--- GIVEN DATA ---
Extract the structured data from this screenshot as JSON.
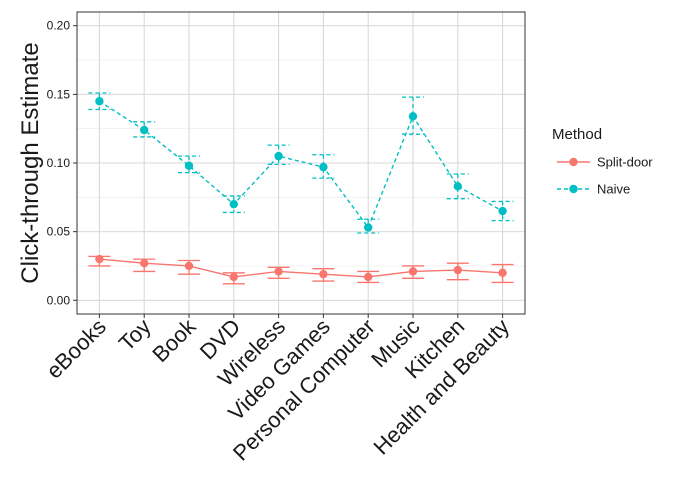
{
  "chart_data": {
    "type": "line",
    "title": "",
    "xlabel": "",
    "ylabel": "Click-through Estimate",
    "ylim": [
      -0.01,
      0.21
    ],
    "yticks": [
      0.0,
      0.05,
      0.1,
      0.15,
      0.2
    ],
    "ytick_labels": [
      "0.00",
      "0.05",
      "0.10",
      "0.15",
      "0.20"
    ],
    "categories": [
      "eBooks",
      "Toy",
      "Book",
      "DVD",
      "Wireless",
      "Video Games",
      "Personal Computer",
      "Music",
      "Kitchen",
      "Health and Beauty"
    ],
    "grid": true,
    "legend": {
      "title": "Method",
      "placement": "right"
    },
    "series": [
      {
        "name": "Split-door",
        "color": "#F8766D",
        "line_style": "solid",
        "values": [
          0.03,
          0.027,
          0.025,
          0.017,
          0.021,
          0.019,
          0.017,
          0.021,
          0.022,
          0.02
        ],
        "lower": [
          0.025,
          0.021,
          0.019,
          0.012,
          0.016,
          0.014,
          0.013,
          0.016,
          0.015,
          0.013
        ],
        "upper": [
          0.032,
          0.03,
          0.029,
          0.02,
          0.024,
          0.023,
          0.021,
          0.025,
          0.027,
          0.026
        ]
      },
      {
        "name": "Naive",
        "color": "#00BFC4",
        "line_style": "dashed",
        "values": [
          0.145,
          0.124,
          0.098,
          0.07,
          0.105,
          0.097,
          0.053,
          0.134,
          0.083,
          0.065
        ],
        "lower": [
          0.139,
          0.119,
          0.093,
          0.064,
          0.099,
          0.089,
          0.049,
          0.121,
          0.074,
          0.058
        ],
        "upper": [
          0.151,
          0.13,
          0.105,
          0.076,
          0.113,
          0.106,
          0.059,
          0.148,
          0.092,
          0.072
        ]
      }
    ]
  }
}
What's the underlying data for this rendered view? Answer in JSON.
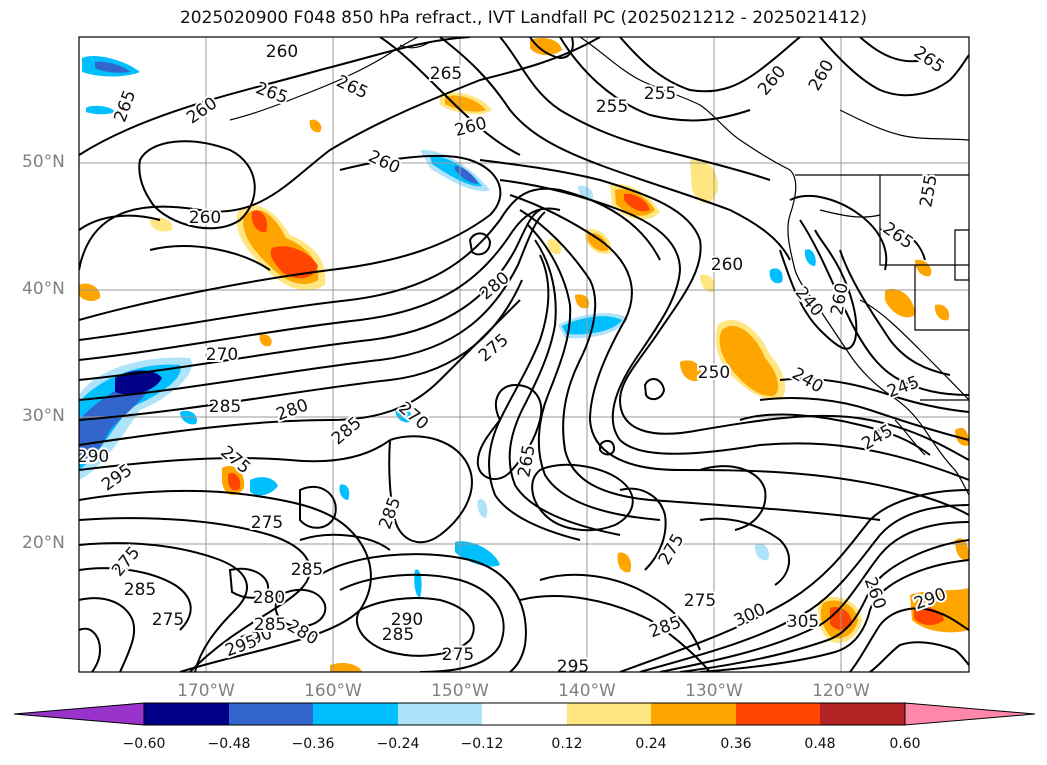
{
  "title": "2025020900 F048 850 hPa refract., IVT Landfall PC (2025021212 - 2025021412)",
  "lat_labels": [
    "50°N",
    "40°N",
    "30°N",
    "20°N"
  ],
  "lon_labels": [
    "170°W",
    "160°W",
    "150°W",
    "140°W",
    "130°W",
    "120°W"
  ],
  "contour_labels": [
    "260",
    "265",
    "265",
    "265",
    "265",
    "255",
    "255",
    "260",
    "260",
    "260",
    "265",
    "260",
    "260",
    "255",
    "260",
    "280",
    "275",
    "270",
    "285",
    "280",
    "285",
    "270",
    "275",
    "265",
    "260",
    "250",
    "240",
    "245",
    "245",
    "240",
    "260",
    "290",
    "275",
    "285",
    "275",
    "285",
    "285",
    "280",
    "290",
    "275",
    "290",
    "295",
    "285",
    "275",
    "280",
    "285",
    "275",
    "300",
    "305",
    "260",
    "290",
    "295",
    "295",
    "265",
    "285",
    "275"
  ],
  "colorbar": {
    "ticks": [
      "−0.60",
      "−0.48",
      "−0.36",
      "−0.24",
      "−0.12",
      "0.12",
      "0.24",
      "0.36",
      "0.48",
      "0.60"
    ],
    "colors": [
      "#9933cc",
      "#00008b",
      "#3366cc",
      "#00bfff",
      "#aee3fa",
      "#ffffff",
      "#ffe680",
      "#ffa500",
      "#ff4500",
      "#b22222",
      "#ff88aa"
    ]
  },
  "colors": {
    "contour": "#000000",
    "grid": "#999999",
    "coast": "#000000",
    "tick_label": "#808080"
  }
}
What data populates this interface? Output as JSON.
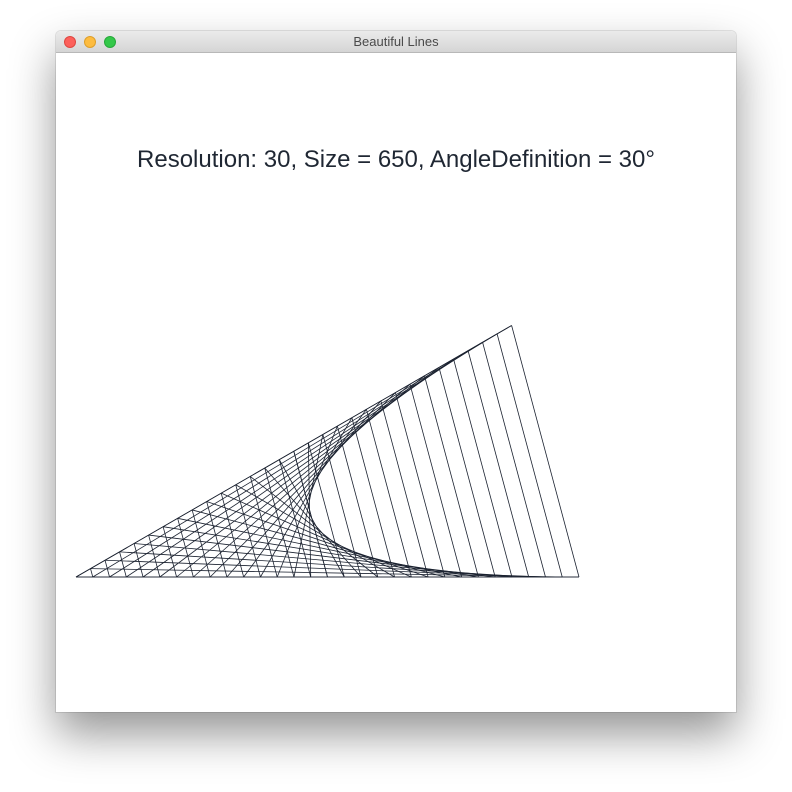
{
  "window": {
    "title": "Beautiful Lines",
    "controls": {
      "close": "close-button",
      "minimize": "minimize-button",
      "zoom": "zoom-button"
    }
  },
  "caption": "Resolution: 30, Size = 650, AngleDefinition = 30°",
  "drawing": {
    "resolution": 30,
    "size": 650,
    "angle_degrees": 30,
    "line_color": "#1b2230"
  }
}
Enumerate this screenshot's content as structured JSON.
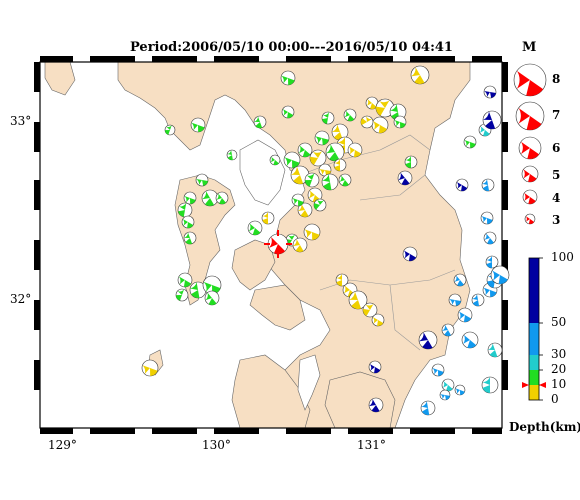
{
  "title": "Period:2006/05/10 00:00---2016/05/10 04:41",
  "map": {
    "lon_ticks": [
      "129°",
      "130°",
      "131°"
    ],
    "lat_ticks": [
      "33°",
      "32°"
    ]
  },
  "magnitude_legend": {
    "heading": "M",
    "labels": [
      "8",
      "7",
      "6",
      "5",
      "4",
      "3"
    ]
  },
  "depth_legend": {
    "title": "Depth(km)",
    "tick_labels": [
      "100",
      "50",
      "30",
      "20",
      "10",
      "0"
    ],
    "colors": {
      "shallow": "#f0d000",
      "d10_20": "#22dd22",
      "d20_30": "#22cccc",
      "d30_50": "#1199ee",
      "deep": "#0000a0"
    },
    "marker_depth_km": 10
  },
  "colors": {
    "land": "#f7dfc3",
    "sea": "#ffffff",
    "highlight_event": "#ff0000"
  }
}
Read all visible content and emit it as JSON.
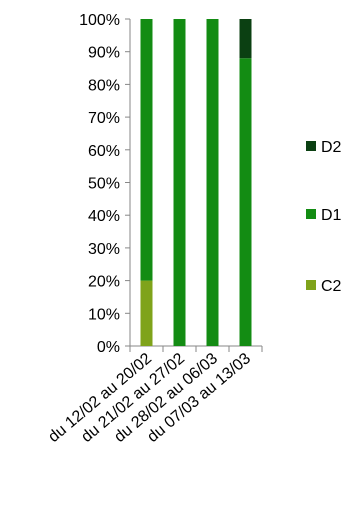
{
  "chart_data": {
    "type": "bar",
    "stacked": true,
    "percent": true,
    "categories": [
      "du 12/02 au 20/02",
      "du 21/02 au 27/02",
      "du 28/02 au 06/03",
      "du 07/03 au 13/03"
    ],
    "series": [
      {
        "name": "C2",
        "color": "#7fa31a",
        "values": [
          20,
          0,
          0,
          0
        ]
      },
      {
        "name": "D1",
        "color": "#138c13",
        "values": [
          80,
          100,
          100,
          88
        ]
      },
      {
        "name": "D2",
        "color": "#0b4012",
        "values": [
          0,
          0,
          0,
          12
        ]
      }
    ],
    "ylim": [
      0,
      100
    ],
    "yticks": [
      "0%",
      "10%",
      "20%",
      "30%",
      "40%",
      "50%",
      "60%",
      "70%",
      "80%",
      "90%",
      "100%"
    ],
    "legend_position": "right",
    "grid": false
  }
}
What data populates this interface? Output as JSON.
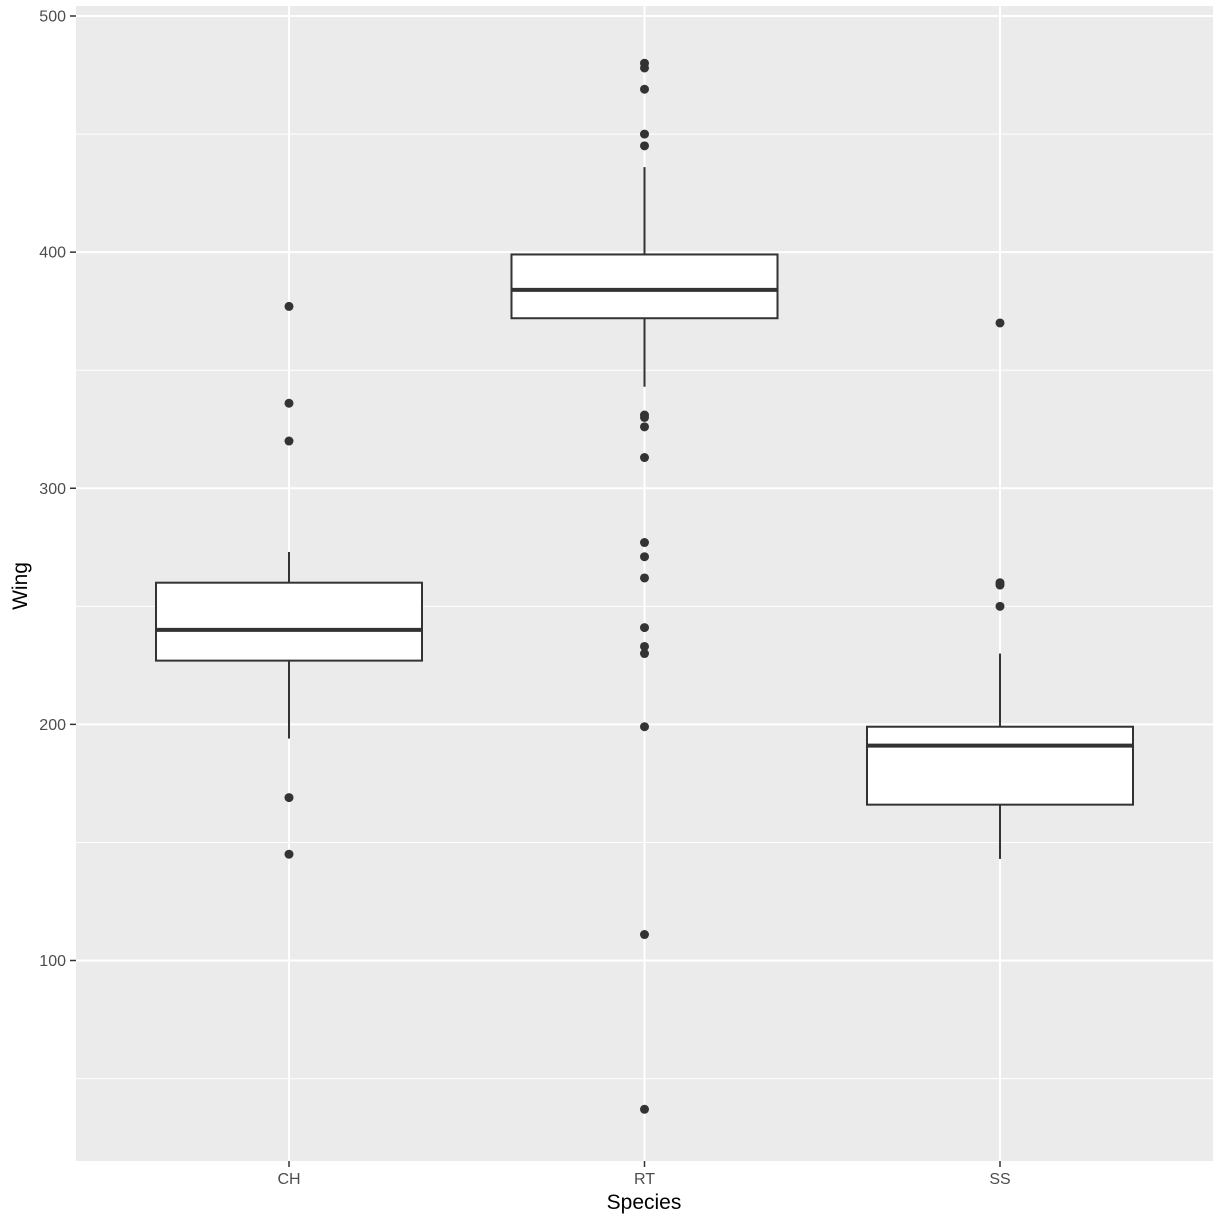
---
Make a word-for-word copy of the entries, without any pictures.

Extract the structured data from this screenshot as JSON.
{
  "chart_data": {
    "type": "line",
    "title": "",
    "xlabel": "",
    "ylabel": "Click-through Estimate",
    "ylim": [
      -0.01,
      0.21
    ],
    "yticks": [
      0.0,
      0.05,
      0.1,
      0.15,
      0.2
    ],
    "ytick_labels": [
      "0.00",
      "0.05",
      "0.10",
      "0.15",
      "0.20"
    ],
    "categories": [
      "eBooks",
      "Toy",
      "Book",
      "DVD",
      "Wireless",
      "Video Games",
      "Personal Computer",
      "Music",
      "Kitchen",
      "Health and Beauty"
    ],
    "grid": true,
    "legend": {
      "title": "Method",
      "placement": "right"
    },
    "series": [
      {
        "name": "Split-door",
        "color": "#F8766D",
        "line_style": "solid",
        "values": [
          0.03,
          0.027,
          0.025,
          0.017,
          0.021,
          0.019,
          0.017,
          0.021,
          0.022,
          0.02
        ],
        "lower": [
          0.025,
          0.021,
          0.019,
          0.012,
          0.016,
          0.014,
          0.013,
          0.016,
          0.015,
          0.013
        ],
        "upper": [
          0.032,
          0.03,
          0.029,
          0.02,
          0.024,
          0.023,
          0.021,
          0.025,
          0.027,
          0.026
        ]
      },
      {
        "name": "Naive",
        "color": "#00BFC4",
        "line_style": "dashed",
        "values": [
          0.145,
          0.124,
          0.098,
          0.07,
          0.105,
          0.097,
          0.053,
          0.134,
          0.083,
          0.065
        ],
        "lower": [
          0.139,
          0.119,
          0.093,
          0.064,
          0.099,
          0.089,
          0.049,
          0.121,
          0.074,
          0.058
        ],
        "upper": [
          0.151,
          0.13,
          0.105,
          0.076,
          0.113,
          0.106,
          0.059,
          0.148,
          0.092,
          0.072
        ]
      }
    ]
  }
}
What's the underlying data for this rendered view? Answer in JSON.
{
  "title": "2025020900 F048 850 hPa refract., IVT Landfall PC (2025021212 - 2025021412)",
  "lat_labels": [
    "50°N",
    "40°N",
    "30°N",
    "20°N"
  ],
  "lon_labels": [
    "170°W",
    "160°W",
    "150°W",
    "140°W",
    "130°W",
    "120°W"
  ],
  "contour_labels": [
    "260",
    "265",
    "265",
    "265",
    "265",
    "255",
    "255",
    "260",
    "260",
    "260",
    "265",
    "260",
    "260",
    "255",
    "260",
    "280",
    "275",
    "270",
    "285",
    "280",
    "285",
    "270",
    "275",
    "265",
    "260",
    "250",
    "240",
    "245",
    "245",
    "240",
    "260",
    "290",
    "275",
    "285",
    "275",
    "285",
    "285",
    "280",
    "290",
    "275",
    "290",
    "295",
    "285",
    "275",
    "280",
    "285",
    "275",
    "300",
    "305",
    "260",
    "290",
    "295",
    "295",
    "265",
    "285",
    "275"
  ],
  "colorbar": {
    "ticks": [
      "−0.60",
      "−0.48",
      "−0.36",
      "−0.24",
      "−0.12",
      "0.12",
      "0.24",
      "0.36",
      "0.48",
      "0.60"
    ],
    "colors": [
      "#9933cc",
      "#00008b",
      "#3366cc",
      "#00bfff",
      "#aee3fa",
      "#ffffff",
      "#ffe680",
      "#ffa500",
      "#ff4500",
      "#b22222",
      "#ff88aa"
    ]
  },
  "colors": {
    "contour": "#000000",
    "grid": "#999999",
    "coast": "#000000",
    "tick_label": "#808080"
  }
}
What data populates this interface? Output as JSON.
{
  "window": {
    "title": "Beautiful Lines",
    "controls": {
      "close": "close-button",
      "minimize": "minimize-button",
      "zoom": "zoom-button"
    }
  },
  "caption": "Resolution: 30, Size = 650, AngleDefinition = 30°",
  "drawing": {
    "resolution": 30,
    "size": 650,
    "angle_degrees": 30,
    "line_color": "#1b2230"
  }
}
Enumerate this screenshot's content as structured JSON.
{
  "title": "Period:2006/05/10 00:00---2016/05/10 04:41",
  "map": {
    "lon_ticks": [
      "129°",
      "130°",
      "131°"
    ],
    "lat_ticks": [
      "33°",
      "32°"
    ]
  },
  "magnitude_legend": {
    "heading": "M",
    "labels": [
      "8",
      "7",
      "6",
      "5",
      "4",
      "3"
    ]
  },
  "depth_legend": {
    "title": "Depth(km)",
    "tick_labels": [
      "100",
      "50",
      "30",
      "20",
      "10",
      "0"
    ],
    "colors": {
      "shallow": "#f0d000",
      "d10_20": "#22dd22",
      "d20_30": "#22cccc",
      "d30_50": "#1199ee",
      "deep": "#0000a0"
    },
    "marker_depth_km": 10
  },
  "colors": {
    "land": "#f7dfc3",
    "sea": "#ffffff",
    "highlight_event": "#ff0000"
  }
}
Read all visible content and emit it as JSON.
{
  "chart_data": {
    "type": "bar",
    "stacked": true,
    "percent": true,
    "categories": [
      "du 12/02 au 20/02",
      "du 21/02 au 27/02",
      "du 28/02 au 06/03",
      "du 07/03 au 13/03"
    ],
    "series": [
      {
        "name": "C2",
        "color": "#7fa31a",
        "values": [
          20,
          0,
          0,
          0
        ]
      },
      {
        "name": "D1",
        "color": "#138c13",
        "values": [
          80,
          100,
          100,
          88
        ]
      },
      {
        "name": "D2",
        "color": "#0b4012",
        "values": [
          0,
          0,
          0,
          12
        ]
      }
    ],
    "ylim": [
      0,
      100
    ],
    "yticks": [
      "0%",
      "10%",
      "20%",
      "30%",
      "40%",
      "50%",
      "60%",
      "70%",
      "80%",
      "90%",
      "100%"
    ],
    "legend_position": "right",
    "grid": false
  }
}
What data populates this interface? Output as JSON.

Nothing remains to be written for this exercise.